TASK TO CARRY OUT: Exact reproduction of the data is required, with images excluded.

RAW RECORDS:
======

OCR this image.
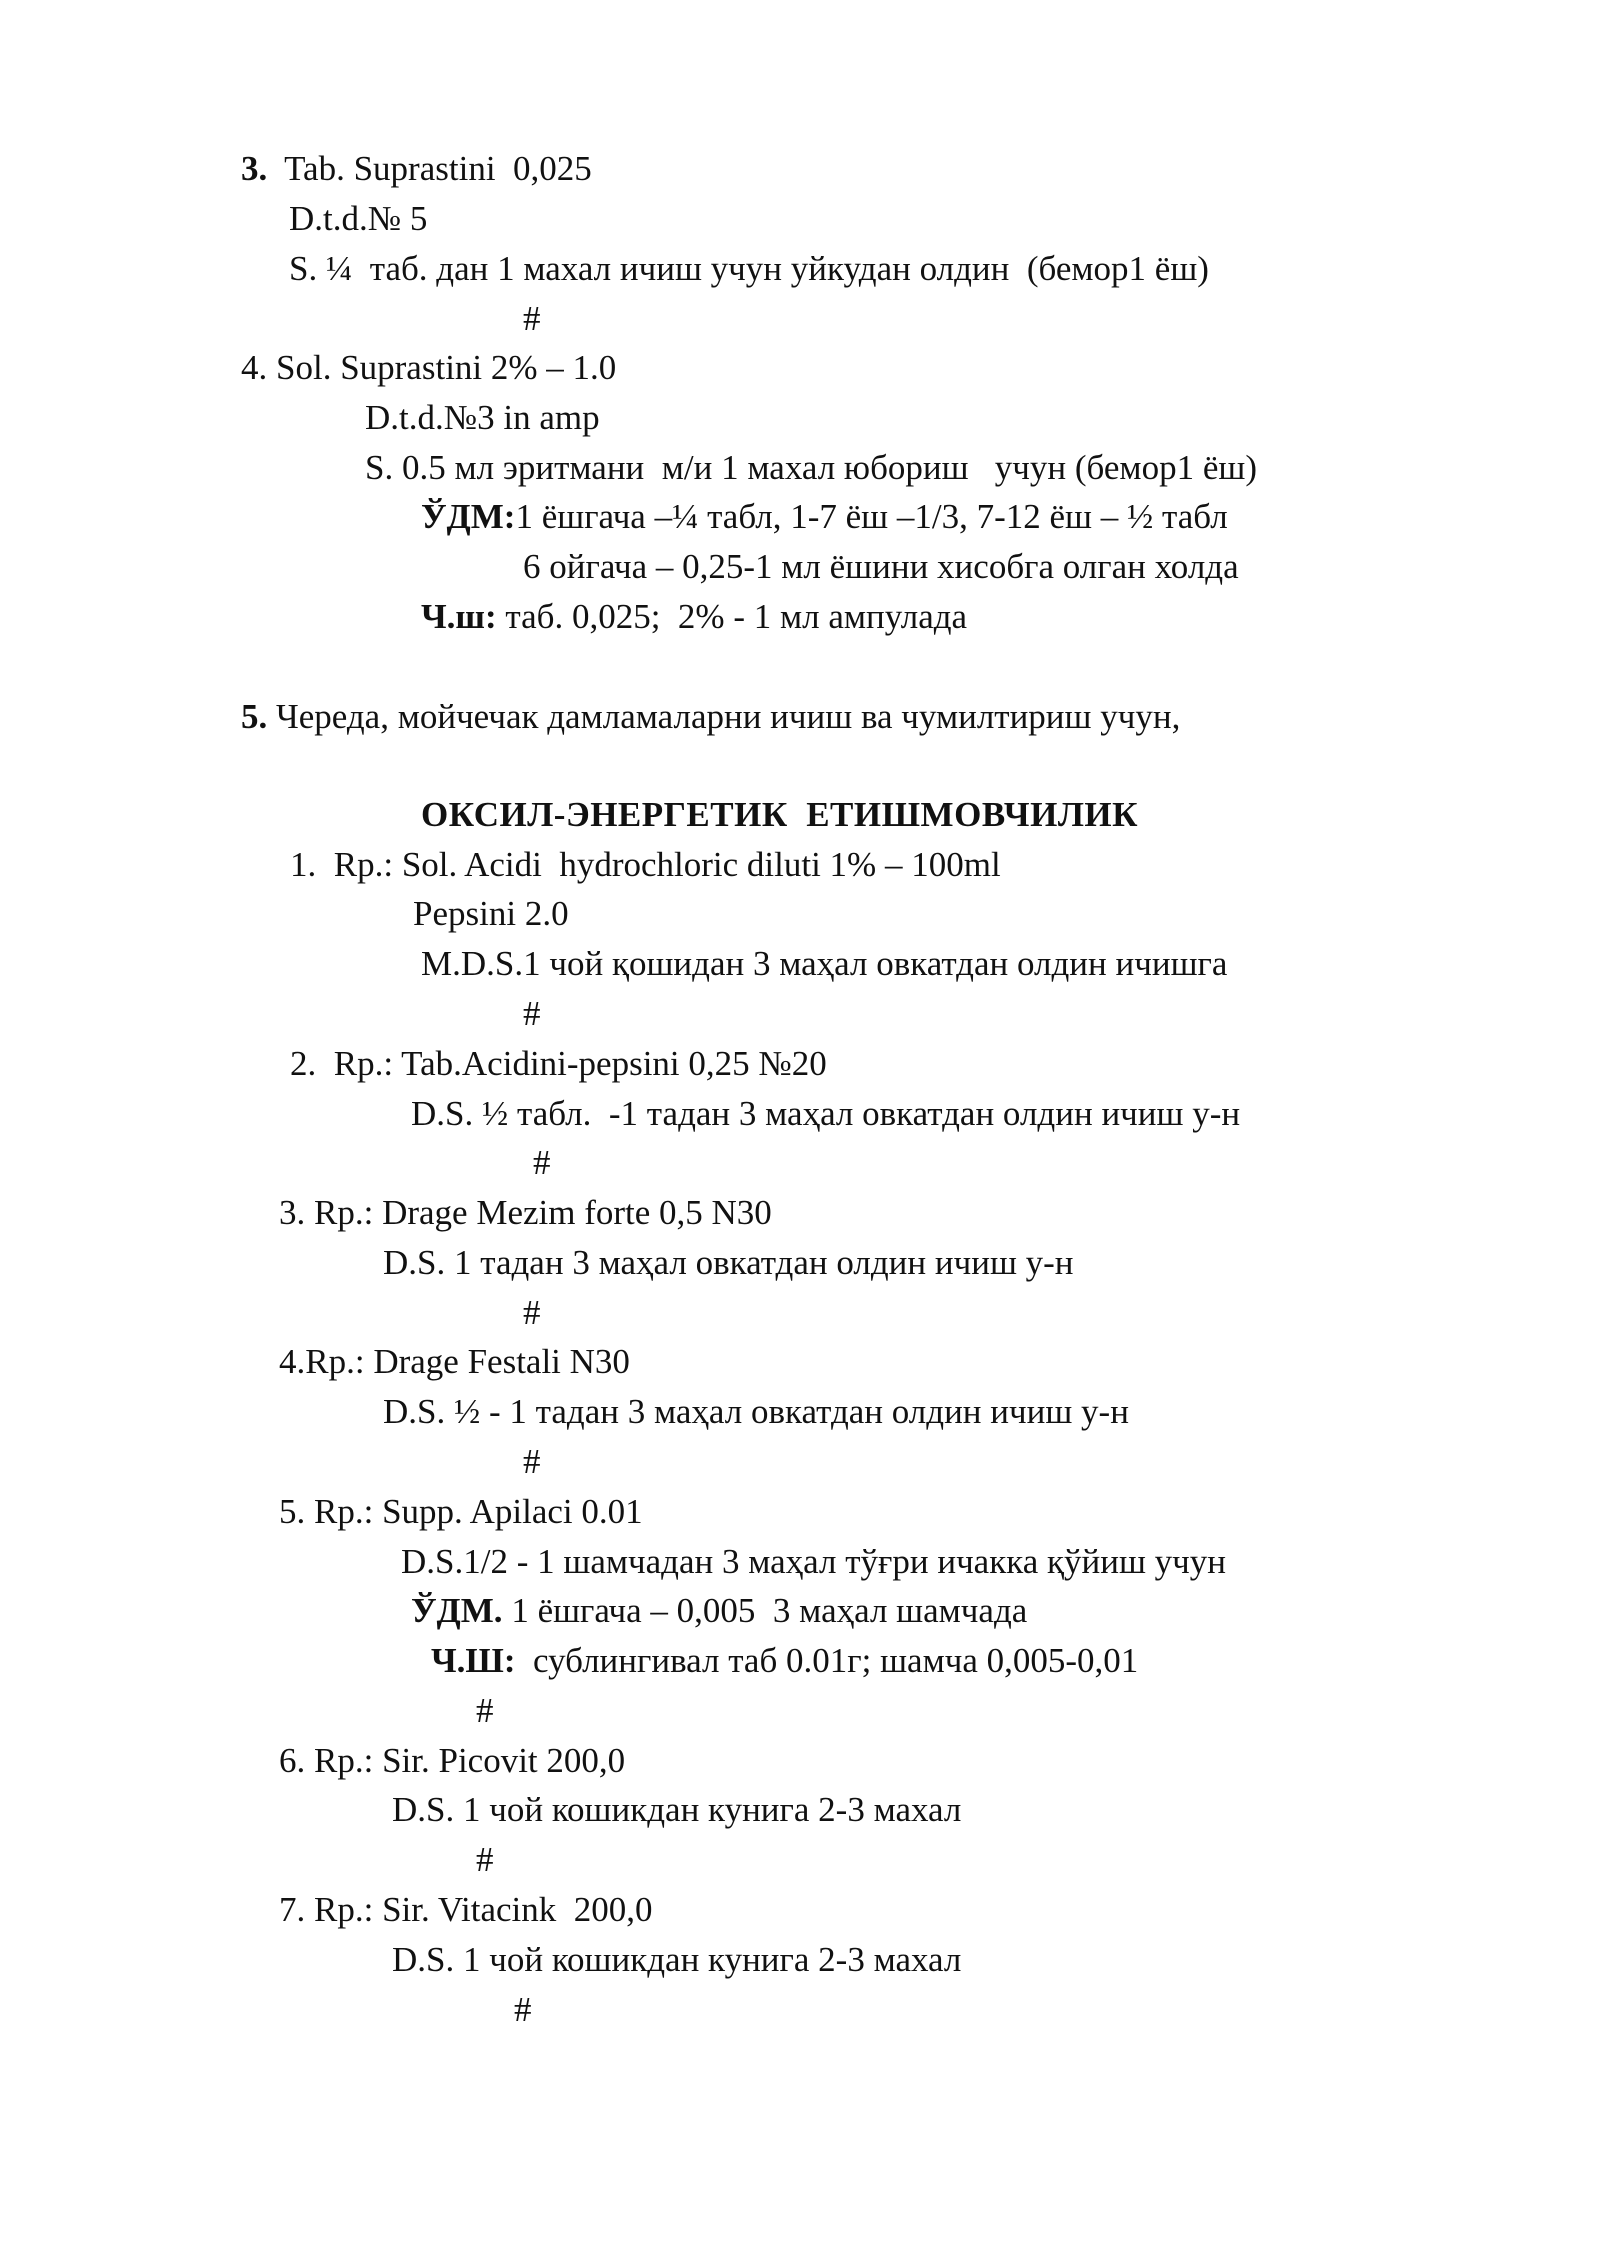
3. Tab. Suprastini  0,025
D.t.d.№ 5
S. ¼  таб. дан 1 махал ичиш учун уйкудан олдин  (бемор1 ёш)
#
4. Sol. Suprastini 2% – 1.0
D.t.d.№3 in amp
S. 0.5 мл эритмани  м/и 1 махал юбориш   учун (бемор1 ёш)
ЎДМ:1 ёшгача –¼ табл, 1-7 ёш –1/3, 7-12 ёш – ½ табл
6 ойгача – 0,25-1 мл ёшини хисобга олган холда
Ч.ш: таб. 0,025;  2% - 1 мл ампулада
5. Череда, мойчечак дамламаларни ичиш ва чумилтириш учун,
ОКСИЛ-ЭНЕРГЕТИК  ЕТИШМОВЧИЛИК
1.  Rp.: Sol. Acidi  hydrochloric diluti 1% – 100ml
Pepsini 2.0
M.D.S.1 чой қошидан 3 маҳал овкатдан олдин ичишга
#
2.  Rp.: Tab.Acidini-pepsini 0,25 №20
D.S. ½ табл.  -1 тадан 3 маҳал овкатдан олдин ичиш у-н
#
3. Rp.: Drage Mezim forte 0,5 N30
D.S. 1 тадан 3 маҳал овкатдан олдин ичиш у-н
#
4.Rp.: Drage Festali N30
D.S. ½ - 1 тадан 3 маҳал овкатдан олдин ичиш у-н
#
5. Rp.: Supp. Apilaci 0.01
D.S.1/2 - 1 шамчадан 3 маҳал тўғри ичакка қўйиш учун
ЎДМ. 1 ёшгача – 0,005  3 маҳал шамчада
Ч.Ш:  сублингивал таб 0.01г; шамча 0,005-0,01
#
6. Rp.: Sir. Picovit 200,0
D.S. 1 чой кошикдан кунига 2-3 махал
#
7. Rp.: Sir. Vitacink  200,0
D.S. 1 чой кошикдан кунига 2-3 махал
#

======

EXERCISE RESPONSE:
OCR this image.
3. Tab. Suprastini  0,025
D.t.d.№ 5
S. ¼  таб. дан 1 махал ичиш учун уйкудан олдин  (бемор1 ёш)
#
4. Sol. Suprastini 2% – 1.0
D.t.d.№3 in amp
S. 0.5 мл эритмани  м/и 1 махал юбориш   учун (бемор1 ёш)
ЎДМ:1 ёшгача –¼ табл, 1-7 ёш –1/3, 7-12 ёш – ½ табл
6 ойгача – 0,25-1 мл ёшини хисобга олган холда
Ч.ш: таб. 0,025;  2% - 1 мл ампулада
5. Череда, мойчечак дамламаларни ичиш ва чумилтириш учун,
ОКСИЛ-ЭНЕРГЕТИК  ЕТИШМОВЧИЛИК
1.  Rp.: Sol. Acidi  hydrochloric diluti 1% – 100ml
Pepsini 2.0
M.D.S.1 чой қошидан 3 маҳал овкатдан олдин ичишга
#
2.  Rp.: Tab.Acidini-pepsini 0,25 №20
D.S. ½ табл.  -1 тадан 3 маҳал овкатдан олдин ичиш у-н
#
3. Rp.: Drage Mezim forte 0,5 N30
D.S. 1 тадан 3 маҳал овкатдан олдин ичиш у-н
#
4.Rp.: Drage Festali N30
D.S. ½ - 1 тадан 3 маҳал овкатдан олдин ичиш у-н
#
5. Rp.: Supp. Apilaci 0.01
D.S.1/2 - 1 шамчадан 3 маҳал тўғри ичакка қўйиш учун
ЎДМ. 1 ёшгача – 0,005  3 маҳал шамчада
Ч.Ш:  сублингивал таб 0.01г; шамча 0,005-0,01
#
6. Rp.: Sir. Picovit 200,0
D.S. 1 чой кошикдан кунига 2-3 махал
#
7. Rp.: Sir. Vitacink  200,0
D.S. 1 чой кошикдан кунига 2-3 махал
#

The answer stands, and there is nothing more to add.